**EXERCISE OBJECTIVE**
Each line of the material must be returned exactly.

**RECORDED DATA**
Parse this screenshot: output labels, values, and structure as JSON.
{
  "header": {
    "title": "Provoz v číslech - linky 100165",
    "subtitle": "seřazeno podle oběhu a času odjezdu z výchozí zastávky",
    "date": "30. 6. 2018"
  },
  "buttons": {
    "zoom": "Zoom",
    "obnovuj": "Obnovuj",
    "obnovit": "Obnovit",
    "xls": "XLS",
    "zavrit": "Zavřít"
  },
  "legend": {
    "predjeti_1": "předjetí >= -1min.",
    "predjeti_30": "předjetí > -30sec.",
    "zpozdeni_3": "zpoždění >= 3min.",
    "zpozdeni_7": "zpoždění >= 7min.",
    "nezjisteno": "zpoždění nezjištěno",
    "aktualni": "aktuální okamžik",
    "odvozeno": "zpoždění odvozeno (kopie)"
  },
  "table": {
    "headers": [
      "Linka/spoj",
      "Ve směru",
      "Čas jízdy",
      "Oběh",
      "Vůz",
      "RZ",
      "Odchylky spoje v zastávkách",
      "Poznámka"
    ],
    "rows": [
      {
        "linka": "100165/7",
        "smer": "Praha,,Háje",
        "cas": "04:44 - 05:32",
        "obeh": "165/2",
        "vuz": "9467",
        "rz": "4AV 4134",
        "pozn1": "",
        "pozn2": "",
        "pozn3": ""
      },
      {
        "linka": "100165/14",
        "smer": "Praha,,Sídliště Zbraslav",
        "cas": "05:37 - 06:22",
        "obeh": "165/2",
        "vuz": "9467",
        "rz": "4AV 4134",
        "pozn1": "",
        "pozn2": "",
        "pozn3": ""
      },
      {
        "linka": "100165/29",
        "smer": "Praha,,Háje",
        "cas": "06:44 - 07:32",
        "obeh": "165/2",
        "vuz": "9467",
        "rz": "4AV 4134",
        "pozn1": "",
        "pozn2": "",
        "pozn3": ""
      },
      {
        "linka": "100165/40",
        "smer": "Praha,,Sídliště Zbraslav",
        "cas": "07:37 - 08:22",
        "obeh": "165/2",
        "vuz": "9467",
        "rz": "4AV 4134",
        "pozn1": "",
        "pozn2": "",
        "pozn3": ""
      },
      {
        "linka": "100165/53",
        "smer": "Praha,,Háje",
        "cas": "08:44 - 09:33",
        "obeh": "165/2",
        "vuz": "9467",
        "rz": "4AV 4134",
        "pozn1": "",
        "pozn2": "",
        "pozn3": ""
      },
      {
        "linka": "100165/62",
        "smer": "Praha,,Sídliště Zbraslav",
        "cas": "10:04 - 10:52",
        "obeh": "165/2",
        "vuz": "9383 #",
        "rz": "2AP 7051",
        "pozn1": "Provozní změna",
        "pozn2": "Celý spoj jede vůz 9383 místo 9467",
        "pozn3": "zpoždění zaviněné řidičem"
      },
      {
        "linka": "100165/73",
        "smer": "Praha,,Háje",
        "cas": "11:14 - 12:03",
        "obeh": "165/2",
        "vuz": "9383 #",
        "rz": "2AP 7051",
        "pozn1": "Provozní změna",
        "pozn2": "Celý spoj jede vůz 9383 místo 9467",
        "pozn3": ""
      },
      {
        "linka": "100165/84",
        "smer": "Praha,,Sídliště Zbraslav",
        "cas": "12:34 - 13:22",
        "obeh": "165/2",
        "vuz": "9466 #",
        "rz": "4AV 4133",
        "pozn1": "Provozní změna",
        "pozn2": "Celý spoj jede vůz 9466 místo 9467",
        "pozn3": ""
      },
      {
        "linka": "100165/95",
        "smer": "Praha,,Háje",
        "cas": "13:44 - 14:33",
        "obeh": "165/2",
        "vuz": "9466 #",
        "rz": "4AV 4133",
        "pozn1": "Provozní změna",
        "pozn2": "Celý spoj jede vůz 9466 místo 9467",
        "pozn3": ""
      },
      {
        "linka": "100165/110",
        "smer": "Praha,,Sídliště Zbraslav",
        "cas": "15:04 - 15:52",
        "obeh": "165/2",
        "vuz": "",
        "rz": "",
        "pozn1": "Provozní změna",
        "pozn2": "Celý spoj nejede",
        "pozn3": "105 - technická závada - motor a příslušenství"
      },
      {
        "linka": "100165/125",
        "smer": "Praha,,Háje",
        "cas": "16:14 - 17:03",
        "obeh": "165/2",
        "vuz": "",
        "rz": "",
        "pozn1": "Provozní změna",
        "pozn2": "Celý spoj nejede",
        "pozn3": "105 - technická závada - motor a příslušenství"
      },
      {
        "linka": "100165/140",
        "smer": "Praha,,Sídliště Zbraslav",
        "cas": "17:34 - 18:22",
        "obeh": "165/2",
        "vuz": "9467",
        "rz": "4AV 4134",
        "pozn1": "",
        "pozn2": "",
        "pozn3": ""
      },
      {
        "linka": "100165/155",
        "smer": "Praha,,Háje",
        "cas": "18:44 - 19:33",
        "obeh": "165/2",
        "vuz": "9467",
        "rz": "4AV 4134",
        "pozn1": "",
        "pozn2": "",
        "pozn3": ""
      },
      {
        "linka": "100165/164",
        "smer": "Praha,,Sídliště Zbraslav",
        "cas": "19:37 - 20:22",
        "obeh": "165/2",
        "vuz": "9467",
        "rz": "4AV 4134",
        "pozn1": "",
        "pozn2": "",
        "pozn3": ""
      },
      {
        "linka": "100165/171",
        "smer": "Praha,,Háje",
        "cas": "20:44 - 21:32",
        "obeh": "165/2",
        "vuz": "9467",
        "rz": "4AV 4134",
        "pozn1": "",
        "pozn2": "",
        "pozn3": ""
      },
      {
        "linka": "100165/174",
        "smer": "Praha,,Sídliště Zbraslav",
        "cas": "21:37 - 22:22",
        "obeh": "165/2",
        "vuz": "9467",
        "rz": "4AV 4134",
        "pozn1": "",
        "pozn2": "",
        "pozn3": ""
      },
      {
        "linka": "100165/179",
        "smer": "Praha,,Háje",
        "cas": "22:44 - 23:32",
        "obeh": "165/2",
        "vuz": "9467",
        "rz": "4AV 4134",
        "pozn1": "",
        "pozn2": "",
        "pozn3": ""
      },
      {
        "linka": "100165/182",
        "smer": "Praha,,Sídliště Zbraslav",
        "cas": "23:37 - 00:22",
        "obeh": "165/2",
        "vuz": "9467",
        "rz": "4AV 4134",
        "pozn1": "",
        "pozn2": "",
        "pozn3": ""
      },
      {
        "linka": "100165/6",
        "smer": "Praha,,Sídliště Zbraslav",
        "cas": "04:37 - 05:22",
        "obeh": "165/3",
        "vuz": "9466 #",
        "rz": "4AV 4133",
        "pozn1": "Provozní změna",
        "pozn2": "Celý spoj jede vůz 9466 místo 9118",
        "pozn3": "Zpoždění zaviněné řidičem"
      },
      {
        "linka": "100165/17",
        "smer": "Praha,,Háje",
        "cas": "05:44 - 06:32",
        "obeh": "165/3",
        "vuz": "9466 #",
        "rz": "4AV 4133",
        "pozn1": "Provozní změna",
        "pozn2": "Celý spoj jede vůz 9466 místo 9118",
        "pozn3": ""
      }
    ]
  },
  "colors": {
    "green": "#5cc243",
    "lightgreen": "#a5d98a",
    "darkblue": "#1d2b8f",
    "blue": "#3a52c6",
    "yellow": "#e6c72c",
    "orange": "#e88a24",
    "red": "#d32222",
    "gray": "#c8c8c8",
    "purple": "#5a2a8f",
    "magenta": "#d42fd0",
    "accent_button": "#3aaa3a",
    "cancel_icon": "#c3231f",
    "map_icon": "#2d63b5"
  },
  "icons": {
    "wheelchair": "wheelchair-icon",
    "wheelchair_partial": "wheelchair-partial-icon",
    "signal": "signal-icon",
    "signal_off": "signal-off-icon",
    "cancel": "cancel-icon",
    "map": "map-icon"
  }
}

**WRITTEN ANSWER**
Parse this screenshot: output labels, values, and structure as JSON.
{
  "header": {
    "title": "Provoz v číslech - linky 100165",
    "subtitle": "seřazeno podle oběhu a času odjezdu z výchozí zastávky",
    "date": "30. 6. 2018"
  },
  "buttons": {
    "zoom": "Zoom",
    "obnovuj": "Obnovuj",
    "obnovit": "Obnovit",
    "xls": "XLS",
    "zavrit": "Zavřít"
  },
  "legend": {
    "predjeti_1": "předjetí >= -1min.",
    "predjeti_30": "předjetí > -30sec.",
    "zpozdeni_3": "zpoždění >= 3min.",
    "zpozdeni_7": "zpoždění >= 7min.",
    "nezjisteno": "zpoždění nezjištěno",
    "aktualni": "aktuální okamžik",
    "odvozeno": "zpoždění odvozeno (kopie)"
  },
  "table": {
    "headers": [
      "Linka/spoj",
      "Ve směru",
      "Čas jízdy",
      "Oběh",
      "Vůz",
      "RZ",
      "Odchylky spoje v zastávkách",
      "Poznámka"
    ],
    "rows": [
      {
        "linka": "100165/7",
        "smer": "Praha,,Háje",
        "cas": "04:44 - 05:32",
        "obeh": "165/2",
        "vuz": "9467",
        "rz": "4AV 4134",
        "pozn1": "",
        "pozn2": "",
        "pozn3": ""
      },
      {
        "linka": "100165/14",
        "smer": "Praha,,Sídliště Zbraslav",
        "cas": "05:37 - 06:22",
        "obeh": "165/2",
        "vuz": "9467",
        "rz": "4AV 4134",
        "pozn1": "",
        "pozn2": "",
        "pozn3": ""
      },
      {
        "linka": "100165/29",
        "smer": "Praha,,Háje",
        "cas": "06:44 - 07:32",
        "obeh": "165/2",
        "vuz": "9467",
        "rz": "4AV 4134",
        "pozn1": "",
        "pozn2": "",
        "pozn3": ""
      },
      {
        "linka": "100165/40",
        "smer": "Praha,,Sídliště Zbraslav",
        "cas": "07:37 - 08:22",
        "obeh": "165/2",
        "vuz": "9467",
        "rz": "4AV 4134",
        "pozn1": "",
        "pozn2": "",
        "pozn3": ""
      },
      {
        "linka": "100165/53",
        "smer": "Praha,,Háje",
        "cas": "08:44 - 09:33",
        "obeh": "165/2",
        "vuz": "9467",
        "rz": "4AV 4134",
        "pozn1": "",
        "pozn2": "",
        "pozn3": ""
      },
      {
        "linka": "100165/62",
        "smer": "Praha,,Sídliště Zbraslav",
        "cas": "10:04 - 10:52",
        "obeh": "165/2",
        "vuz": "9383 #",
        "rz": "2AP 7051",
        "pozn1": "Provozní změna",
        "pozn2": "Celý spoj jede vůz 9383 místo 9467",
        "pozn3": "zpoždění zaviněné řidičem"
      },
      {
        "linka": "100165/73",
        "smer": "Praha,,Háje",
        "cas": "11:14 - 12:03",
        "obeh": "165/2",
        "vuz": "9383 #",
        "rz": "2AP 7051",
        "pozn1": "Provozní změna",
        "pozn2": "Celý spoj jede vůz 9383 místo 9467",
        "pozn3": ""
      },
      {
        "linka": "100165/84",
        "smer": "Praha,,Sídliště Zbraslav",
        "cas": "12:34 - 13:22",
        "obeh": "165/2",
        "vuz": "9466 #",
        "rz": "4AV 4133",
        "pozn1": "Provozní změna",
        "pozn2": "Celý spoj jede vůz 9466 místo 9467",
        "pozn3": ""
      },
      {
        "linka": "100165/95",
        "smer": "Praha,,Háje",
        "cas": "13:44 - 14:33",
        "obeh": "165/2",
        "vuz": "9466 #",
        "rz": "4AV 4133",
        "pozn1": "Provozní změna",
        "pozn2": "Celý spoj jede vůz 9466 místo 9467",
        "pozn3": ""
      },
      {
        "linka": "100165/110",
        "smer": "Praha,,Sídliště Zbraslav",
        "cas": "15:04 - 15:52",
        "obeh": "165/2",
        "vuz": "",
        "rz": "",
        "pozn1": "Provozní změna",
        "pozn2": "Celý spoj nejede",
        "pozn3": "105 - technická závada - motor a příslušenství"
      },
      {
        "linka": "100165/125",
        "smer": "Praha,,Háje",
        "cas": "16:14 - 17:03",
        "obeh": "165/2",
        "vuz": "",
        "rz": "",
        "pozn1": "Provozní změna",
        "pozn2": "Celý spoj nejede",
        "pozn3": "105 - technická závada - motor a příslušenství"
      },
      {
        "linka": "100165/140",
        "smer": "Praha,,Sídliště Zbraslav",
        "cas": "17:34 - 18:22",
        "obeh": "165/2",
        "vuz": "9467",
        "rz": "4AV 4134",
        "pozn1": "",
        "pozn2": "",
        "pozn3": ""
      },
      {
        "linka": "100165/155",
        "smer": "Praha,,Háje",
        "cas": "18:44 - 19:33",
        "obeh": "165/2",
        "vuz": "9467",
        "rz": "4AV 4134",
        "pozn1": "",
        "pozn2": "",
        "pozn3": ""
      },
      {
        "linka": "100165/164",
        "smer": "Praha,,Sídliště Zbraslav",
        "cas": "19:37 - 20:22",
        "obeh": "165/2",
        "vuz": "9467",
        "rz": "4AV 4134",
        "pozn1": "",
        "pozn2": "",
        "pozn3": ""
      },
      {
        "linka": "100165/171",
        "smer": "Praha,,Háje",
        "cas": "20:44 - 21:32",
        "obeh": "165/2",
        "vuz": "9467",
        "rz": "4AV 4134",
        "pozn1": "",
        "pozn2": "",
        "pozn3": ""
      },
      {
        "linka": "100165/174",
        "smer": "Praha,,Sídliště Zbraslav",
        "cas": "21:37 - 22:22",
        "obeh": "165/2",
        "vuz": "9467",
        "rz": "4AV 4134",
        "pozn1": "",
        "pozn2": "",
        "pozn3": ""
      },
      {
        "linka": "100165/179",
        "smer": "Praha,,Háje",
        "cas": "22:44 - 23:32",
        "obeh": "165/2",
        "vuz": "9467",
        "rz": "4AV 4134",
        "pozn1": "",
        "pozn2": "",
        "pozn3": ""
      },
      {
        "linka": "100165/182",
        "smer": "Praha,,Sídliště Zbraslav",
        "cas": "23:37 - 00:22",
        "obeh": "165/2",
        "vuz": "9467",
        "rz": "4AV 4134",
        "pozn1": "",
        "pozn2": "",
        "pozn3": ""
      },
      {
        "linka": "100165/6",
        "smer": "Praha,,Sídliště Zbraslav",
        "cas": "04:37 - 05:22",
        "obeh": "165/3",
        "vuz": "9466 #",
        "rz": "4AV 4133",
        "pozn1": "Provozní změna",
        "pozn2": "Celý spoj jede vůz 9466 místo 9118",
        "pozn3": "Zpoždění zaviněné řidičem"
      },
      {
        "linka": "100165/17",
        "smer": "Praha,,Háje",
        "cas": "05:44 - 06:32",
        "obeh": "165/3",
        "vuz": "9466 #",
        "rz": "4AV 4133",
        "pozn1": "Provozní změna",
        "pozn2": "Celý spoj jede vůz 9466 místo 9118",
        "pozn3": ""
      }
    ]
  },
  "colors": {
    "green": "#5cc243",
    "lightgreen": "#a5d98a",
    "darkblue": "#1d2b8f",
    "blue": "#3a52c6",
    "yellow": "#e6c72c",
    "orange": "#e88a24",
    "red": "#d32222",
    "gray": "#c8c8c8",
    "purple": "#5a2a8f",
    "magenta": "#d42fd0",
    "accent_button": "#3aaa3a",
    "cancel_icon": "#c3231f",
    "map_icon": "#2d63b5"
  },
  "icons": {
    "wheelchair": "wheelchair-icon",
    "wheelchair_partial": "wheelchair-partial-icon",
    "signal": "signal-icon",
    "signal_off": "signal-off-icon",
    "cancel": "cancel-icon",
    "map": "map-icon"
  }
}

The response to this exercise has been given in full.